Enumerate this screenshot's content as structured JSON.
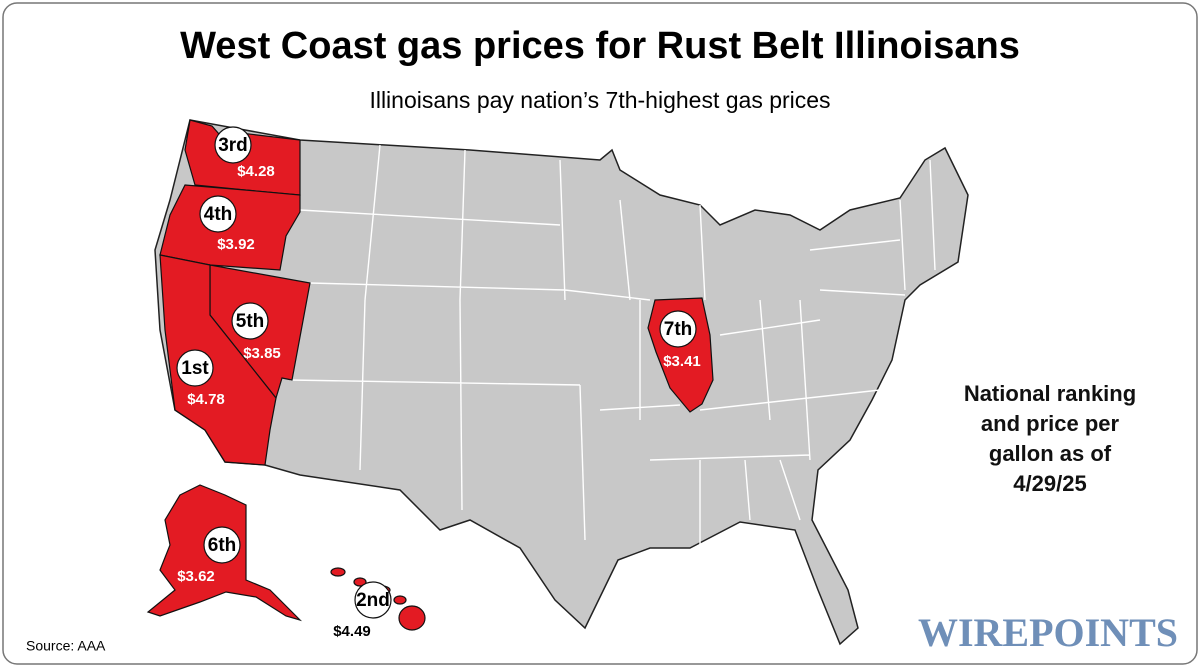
{
  "title": "West Coast gas prices for Rust Belt Illinoisans",
  "subtitle": "Illinoisans pay nation’s 7th-highest gas prices",
  "states": [
    {
      "rank": "3rd",
      "price": "$4.28"
    },
    {
      "rank": "4th",
      "price": "$3.92"
    },
    {
      "rank": "5th",
      "price": "$3.85"
    },
    {
      "rank": "1st",
      "price": "$4.78"
    },
    {
      "rank": "7th",
      "price": "$3.41"
    },
    {
      "rank": "6th",
      "price": "$3.62"
    },
    {
      "rank": "2nd",
      "price": "$4.49"
    }
  ],
  "note": [
    "National ranking",
    "and price per",
    "gallon as of",
    "4/29/25"
  ],
  "source": "Source: AAA",
  "brand": "WIREPOINTS"
}
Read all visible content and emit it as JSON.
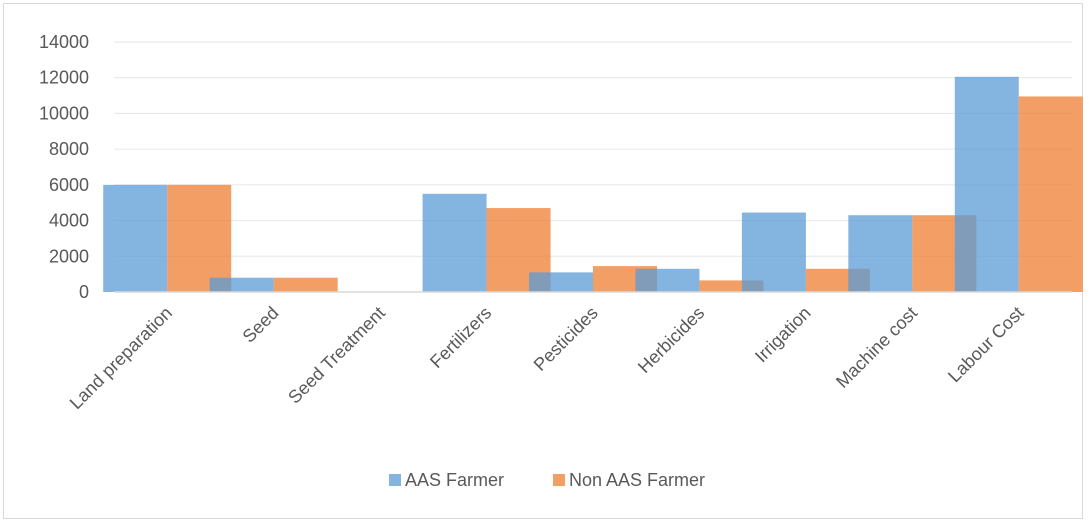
{
  "chart_data": {
    "type": "bar",
    "categories": [
      "Land preparation",
      "Seed",
      "Seed Treatment",
      "Fertilizers",
      "Pesticides",
      "Herbicides",
      "Irrigation",
      "Machine cost",
      "Labour Cost"
    ],
    "series": [
      {
        "name": "AAS Farmer",
        "color": "#5b9bd5",
        "values": [
          6000,
          800,
          0,
          5500,
          1100,
          1300,
          4450,
          4300,
          12050
        ]
      },
      {
        "name": "Non AAS Farmer",
        "color": "#ed7d31",
        "values": [
          6000,
          800,
          0,
          4700,
          1450,
          650,
          1300,
          4300,
          10950
        ]
      }
    ],
    "y_ticks": [
      "0",
      "2000",
      "4000",
      "6000",
      "8000",
      "10000",
      "12000",
      "14000"
    ],
    "ylim": [
      0,
      14000
    ],
    "grid": true,
    "legend_position": "bottom"
  }
}
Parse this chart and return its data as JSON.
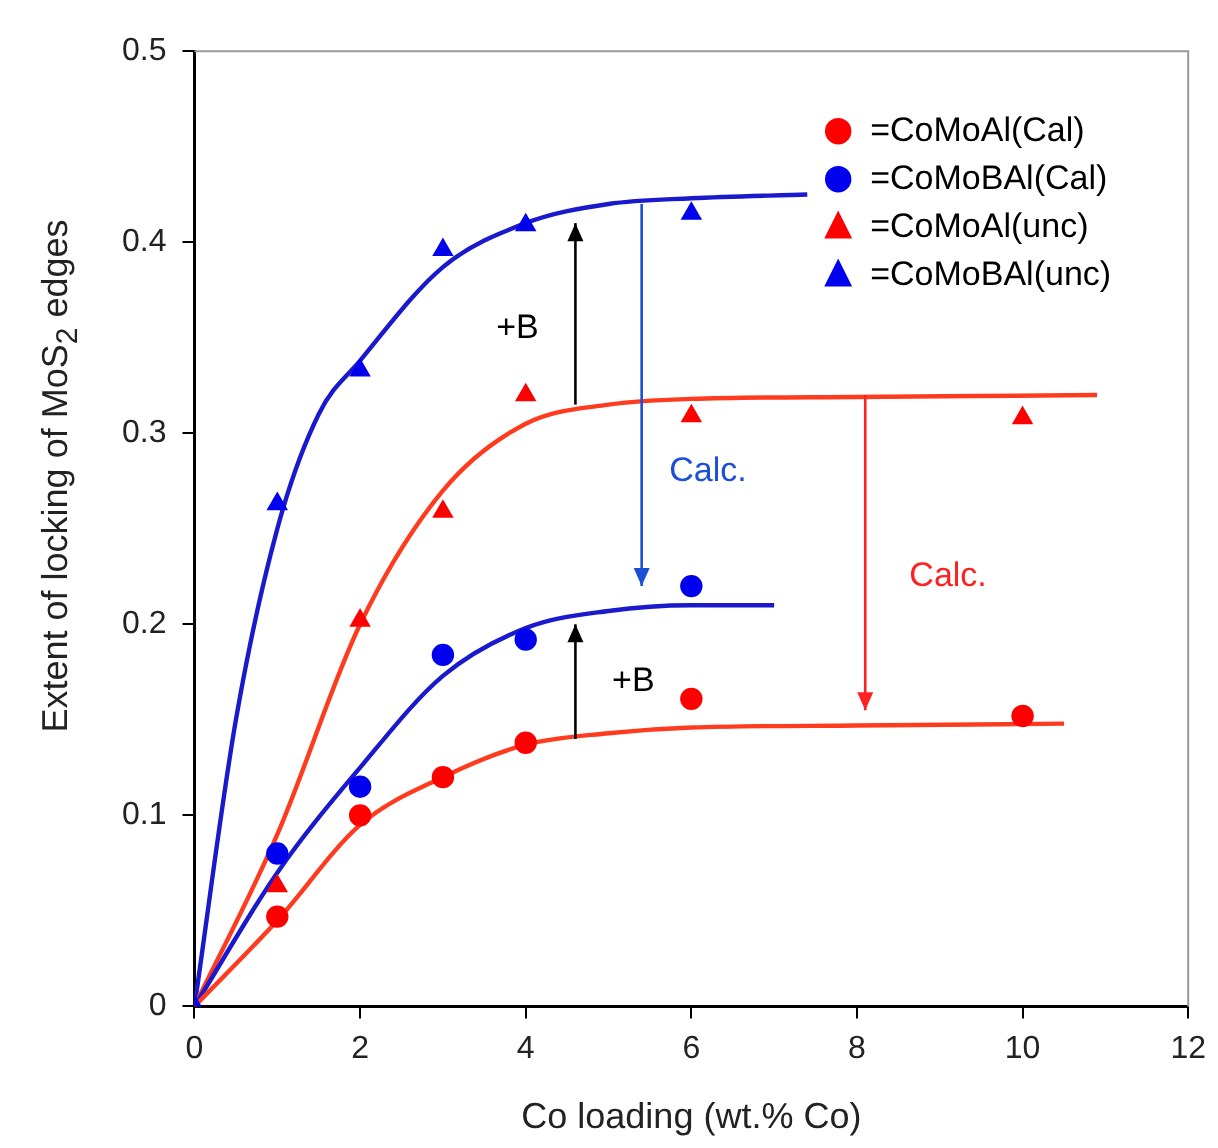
{
  "chart_data": {
    "type": "scatter",
    "xlabel": "Co loading (wt.% Co)",
    "ylabel": "Extent of locking of MoS$_{2}$ edges",
    "xlim": [
      0,
      12
    ],
    "xticks": [
      0,
      2,
      4,
      6,
      8,
      10,
      12
    ],
    "ylim": [
      0,
      0.5
    ],
    "yticks": [
      0,
      0.1,
      0.2,
      0.3,
      0.4,
      0.5
    ],
    "grid": false,
    "legend": "top right",
    "series": [
      {
        "name": "=CoMoAl(Cal)",
        "type": "scatter",
        "marker": "circle",
        "color": "#ff0000",
        "x": [
          1,
          2,
          3,
          4,
          6,
          10
        ],
        "values": [
          0.047,
          0.1,
          0.12,
          0.138,
          0.161,
          0.152
        ]
      },
      {
        "name": "=CoMoBAl(Cal)",
        "type": "scatter",
        "marker": "circle",
        "color": "#0000ee",
        "x": [
          1,
          2,
          3,
          4,
          6
        ],
        "values": [
          0.08,
          0.115,
          0.184,
          0.192,
          0.22
        ]
      },
      {
        "name": "=CoMoAl(unc)",
        "type": "scatter",
        "marker": "triangle",
        "color": "#ff0000",
        "x": [
          1,
          2,
          3,
          4,
          6,
          10
        ],
        "values": [
          0.063,
          0.202,
          0.259,
          0.32,
          0.309,
          0.308
        ]
      },
      {
        "name": "=CoMoBAl(unc)",
        "type": "scatter",
        "marker": "triangle",
        "color": "#0000ee",
        "x": [
          0,
          1,
          2,
          3,
          4,
          6
        ],
        "values": [
          0,
          0.263,
          0.333,
          0.396,
          0.409,
          0.415
        ]
      },
      {
        "type": "line",
        "marker": "none",
        "color": "#ff3b1f",
        "x": [
          0,
          1,
          2,
          3,
          4,
          5,
          6,
          8,
          10.5
        ],
        "values": [
          0,
          0.045,
          0.095,
          0.12,
          0.137,
          0.143,
          0.146,
          0.147,
          0.148
        ]
      },
      {
        "type": "line",
        "marker": "none",
        "color": "#1a1acc",
        "x": [
          0,
          1,
          2,
          3,
          4,
          5,
          6,
          7
        ],
        "values": [
          0,
          0.07,
          0.125,
          0.173,
          0.198,
          0.207,
          0.21,
          0.21
        ]
      },
      {
        "type": "line",
        "marker": "none",
        "color": "#ff3b1f",
        "x": [
          0,
          1,
          2,
          3,
          4,
          5,
          6,
          8,
          10.9
        ],
        "values": [
          0,
          0.09,
          0.2,
          0.27,
          0.305,
          0.315,
          0.318,
          0.319,
          0.32
        ]
      },
      {
        "type": "line",
        "marker": "none",
        "color": "#1a1acc",
        "x": [
          0,
          0.5,
          1,
          1.5,
          2,
          3,
          4,
          5,
          6,
          7.4
        ],
        "values": [
          0,
          0.15,
          0.25,
          0.31,
          0.338,
          0.387,
          0.41,
          0.42,
          0.423,
          0.425
        ]
      }
    ],
    "annotations": [
      "+B",
      "+B",
      "Calc.",
      "Calc."
    ]
  }
}
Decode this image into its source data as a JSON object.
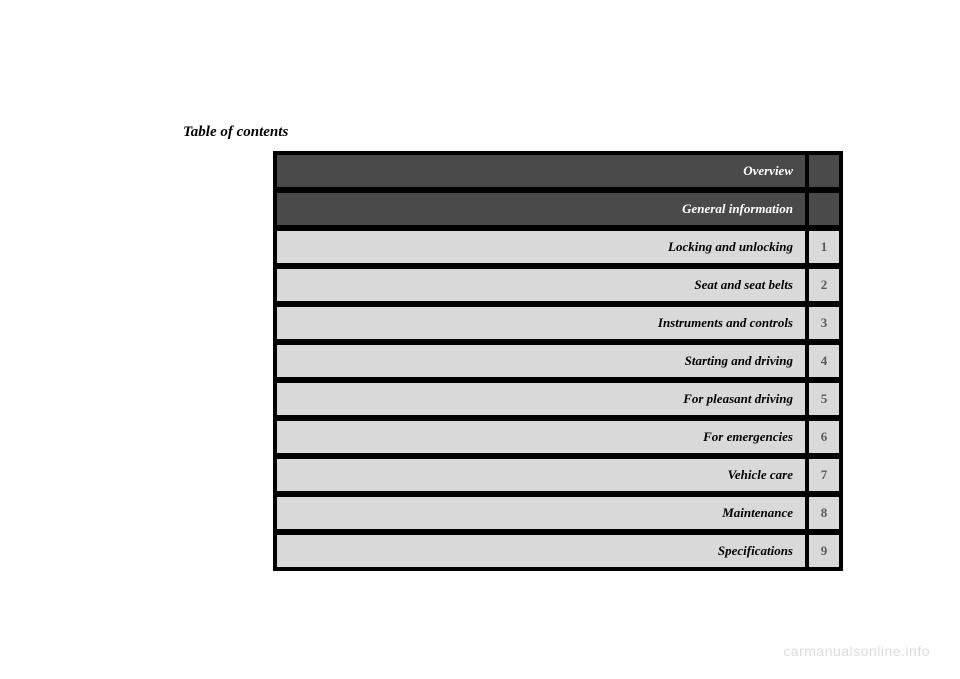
{
  "title": "Table of contents",
  "watermark": "carmanualsonline.info",
  "colors": {
    "dark_bg": "#4a4a4a",
    "light_bg": "#d9d9d9",
    "black": "#000000",
    "white": "#ffffff",
    "number_color": "#5a5a5a",
    "watermark_color": "#dcdcdc"
  },
  "rows": [
    {
      "label": "Overview",
      "number": "",
      "style": "dark"
    },
    {
      "label": "General information",
      "number": "",
      "style": "dark"
    },
    {
      "label": "Locking and unlocking",
      "number": "1",
      "style": "light"
    },
    {
      "label": "Seat and seat belts",
      "number": "2",
      "style": "light"
    },
    {
      "label": "Instruments and controls",
      "number": "3",
      "style": "light"
    },
    {
      "label": "Starting and driving",
      "number": "4",
      "style": "light"
    },
    {
      "label": "For pleasant driving",
      "number": "5",
      "style": "light"
    },
    {
      "label": "For emergencies",
      "number": "6",
      "style": "light"
    },
    {
      "label": "Vehicle care",
      "number": "7",
      "style": "light"
    },
    {
      "label": "Maintenance",
      "number": "8",
      "style": "light"
    },
    {
      "label": "Specifications",
      "number": "9",
      "style": "light"
    }
  ]
}
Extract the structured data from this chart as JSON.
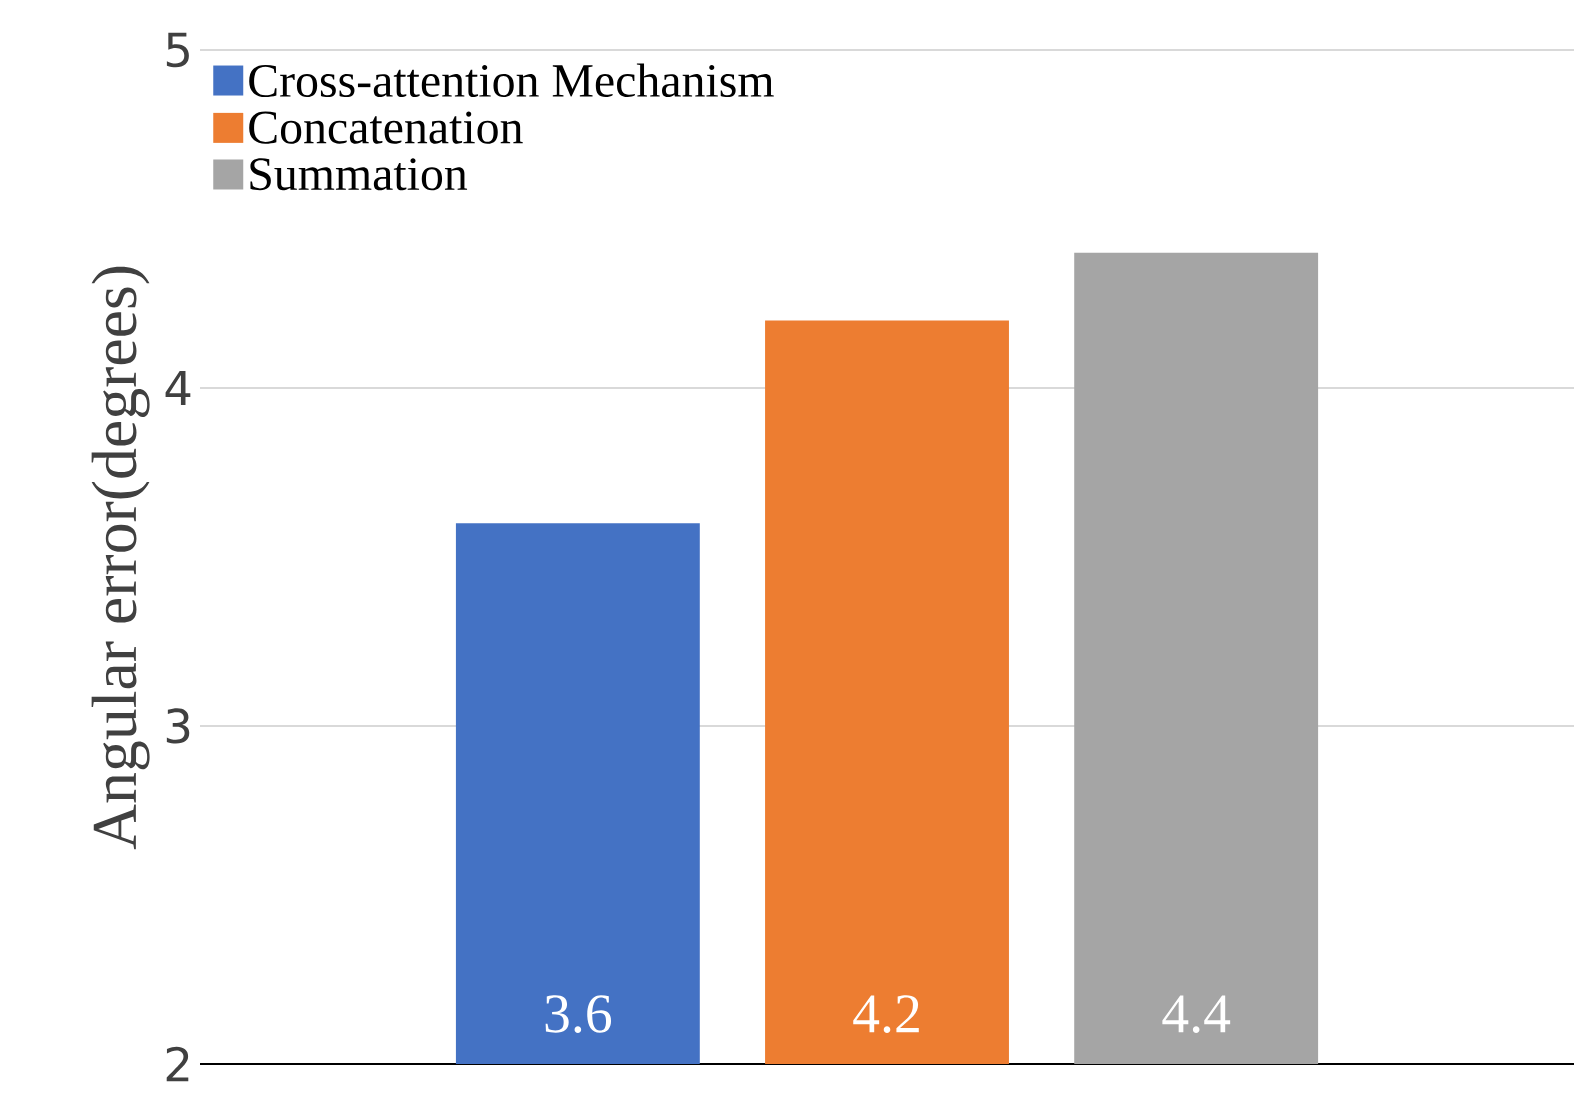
{
  "chart_data": {
    "type": "bar",
    "ylabel": "Angular  error(degrees)",
    "categories": [
      null
    ],
    "series": [
      {
        "name": "Cross-attention Mechanism",
        "color": "#4472c4",
        "values": [
          3.6
        ]
      },
      {
        "name": "Concatenation",
        "color": "#ed7d31",
        "values": [
          4.2
        ]
      },
      {
        "name": "Summation",
        "color": "#a5a5a5",
        "values": [
          4.4
        ]
      }
    ],
    "ylim": [
      2,
      5
    ],
    "yticks": [
      2,
      3,
      4,
      5
    ],
    "grid": "y",
    "legend": "top left",
    "data_labels": true
  }
}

» **REQUIRED WORK**:
Repeat the data in full and exactly. Omit pictures.

» **COMPLETE ANSWER**:
Enumerate this screenshot's content as structured JSON.
{
  "title": "West Coast gas prices for Rust Belt Illinoisans",
  "subtitle": "Illinoisans pay nation’s 7th-highest gas prices",
  "states": [
    {
      "rank": "3rd",
      "price": "$4.28"
    },
    {
      "rank": "4th",
      "price": "$3.92"
    },
    {
      "rank": "5th",
      "price": "$3.85"
    },
    {
      "rank": "1st",
      "price": "$4.78"
    },
    {
      "rank": "7th",
      "price": "$3.41"
    },
    {
      "rank": "6th",
      "price": "$3.62"
    },
    {
      "rank": "2nd",
      "price": "$4.49"
    }
  ],
  "note": [
    "National ranking",
    "and price per",
    "gallon as of",
    "4/29/25"
  ],
  "source": "Source: AAA",
  "brand": "WIREPOINTS"
}
Read all visible content and emit it as JSON.
{
  "chart_data": {
    "type": "bar",
    "categories": [
      "Land preparation",
      "Seed",
      "Seed Treatment",
      "Fertilizers",
      "Pesticides",
      "Herbicides",
      "Irrigation",
      "Machine cost",
      "Labour Cost"
    ],
    "series": [
      {
        "name": "AAS Farmer",
        "color": "#5b9bd5",
        "values": [
          6000,
          800,
          0,
          5500,
          1100,
          1300,
          4450,
          4300,
          12050
        ]
      },
      {
        "name": "Non AAS Farmer",
        "color": "#ed7d31",
        "values": [
          6000,
          800,
          0,
          4700,
          1450,
          650,
          1300,
          4300,
          10950
        ]
      }
    ],
    "y_ticks": [
      "0",
      "2000",
      "4000",
      "6000",
      "8000",
      "10000",
      "12000",
      "14000"
    ],
    "ylim": [
      0,
      14000
    ],
    "grid": true,
    "legend_position": "bottom"
  }
}
Parse this chart and return its data as JSON.
{
  "chart_data": {
    "type": "scatter",
    "xlabel": "Co loading (wt.% Co)",
    "ylabel": "Extent of locking of MoS$_{2}$ edges",
    "xlim": [
      0,
      12
    ],
    "xticks": [
      0,
      2,
      4,
      6,
      8,
      10,
      12
    ],
    "ylim": [
      0,
      0.5
    ],
    "yticks": [
      0,
      0.1,
      0.2,
      0.3,
      0.4,
      0.5
    ],
    "grid": false,
    "legend": "top right",
    "series": [
      {
        "name": "=CoMoAl(Cal)",
        "type": "scatter",
        "marker": "circle",
        "color": "#ff0000",
        "x": [
          1,
          2,
          3,
          4,
          6,
          10
        ],
        "values": [
          0.047,
          0.1,
          0.12,
          0.138,
          0.161,
          0.152
        ]
      },
      {
        "name": "=CoMoBAl(Cal)",
        "type": "scatter",
        "marker": "circle",
        "color": "#0000ee",
        "x": [
          1,
          2,
          3,
          4,
          6
        ],
        "values": [
          0.08,
          0.115,
          0.184,
          0.192,
          0.22
        ]
      },
      {
        "name": "=CoMoAl(unc)",
        "type": "scatter",
        "marker": "triangle",
        "color": "#ff0000",
        "x": [
          1,
          2,
          3,
          4,
          6,
          10
        ],
        "values": [
          0.063,
          0.202,
          0.259,
          0.32,
          0.309,
          0.308
        ]
      },
      {
        "name": "=CoMoBAl(unc)",
        "type": "scatter",
        "marker": "triangle",
        "color": "#0000ee",
        "x": [
          0,
          1,
          2,
          3,
          4,
          6
        ],
        "values": [
          0,
          0.263,
          0.333,
          0.396,
          0.409,
          0.415
        ]
      },
      {
        "type": "line",
        "marker": "none",
        "color": "#ff3b1f",
        "x": [
          0,
          1,
          2,
          3,
          4,
          5,
          6,
          8,
          10.5
        ],
        "values": [
          0,
          0.045,
          0.095,
          0.12,
          0.137,
          0.143,
          0.146,
          0.147,
          0.148
        ]
      },
      {
        "type": "line",
        "marker": "none",
        "color": "#1a1acc",
        "x": [
          0,
          1,
          2,
          3,
          4,
          5,
          6,
          7
        ],
        "values": [
          0,
          0.07,
          0.125,
          0.173,
          0.198,
          0.207,
          0.21,
          0.21
        ]
      },
      {
        "type": "line",
        "marker": "none",
        "color": "#ff3b1f",
        "x": [
          0,
          1,
          2,
          3,
          4,
          5,
          6,
          8,
          10.9
        ],
        "values": [
          0,
          0.09,
          0.2,
          0.27,
          0.305,
          0.315,
          0.318,
          0.319,
          0.32
        ]
      },
      {
        "type": "line",
        "marker": "none",
        "color": "#1a1acc",
        "x": [
          0,
          0.5,
          1,
          1.5,
          2,
          3,
          4,
          5,
          6,
          7.4
        ],
        "values": [
          0,
          0.15,
          0.25,
          0.31,
          0.338,
          0.387,
          0.41,
          0.42,
          0.423,
          0.425
        ]
      }
    ],
    "annotations": [
      "+B",
      "+B",
      "Calc.",
      "Calc."
    ]
  }
}
Decode this image into its source data as a JSON object.
{
  "title": "Table of contents",
  "watermark": "carmanualsonline.info",
  "colors": {
    "dark_bg": "#4a4a4a",
    "light_bg": "#d9d9d9",
    "black": "#000000",
    "white": "#ffffff",
    "number_color": "#5a5a5a",
    "watermark_color": "#dcdcdc"
  },
  "rows": [
    {
      "label": "Overview",
      "number": "",
      "style": "dark"
    },
    {
      "label": "General information",
      "number": "",
      "style": "dark"
    },
    {
      "label": "Locking and unlocking",
      "number": "1",
      "style": "light"
    },
    {
      "label": "Seat and seat belts",
      "number": "2",
      "style": "light"
    },
    {
      "label": "Instruments and controls",
      "number": "3",
      "style": "light"
    },
    {
      "label": "Starting and driving",
      "number": "4",
      "style": "light"
    },
    {
      "label": "For pleasant driving",
      "number": "5",
      "style": "light"
    },
    {
      "label": "For emergencies",
      "number": "6",
      "style": "light"
    },
    {
      "label": "Vehicle care",
      "number": "7",
      "style": "light"
    },
    {
      "label": "Maintenance",
      "number": "8",
      "style": "light"
    },
    {
      "label": "Specifications",
      "number": "9",
      "style": "light"
    }
  ]
}
Extract the structured data from this chart as JSON.
{
  "chart_data": {
    "type": "bar",
    "ylabel": "Angular  error(degrees)",
    "categories": [
      null
    ],
    "series": [
      {
        "name": "Cross-attention Mechanism",
        "color": "#4472c4",
        "values": [
          3.6
        ]
      },
      {
        "name": "Concatenation",
        "color": "#ed7d31",
        "values": [
          4.2
        ]
      },
      {
        "name": "Summation",
        "color": "#a5a5a5",
        "values": [
          4.4
        ]
      }
    ],
    "ylim": [
      2,
      5
    ],
    "yticks": [
      2,
      3,
      4,
      5
    ],
    "grid": "y",
    "legend": "top left",
    "data_labels": true
  }
}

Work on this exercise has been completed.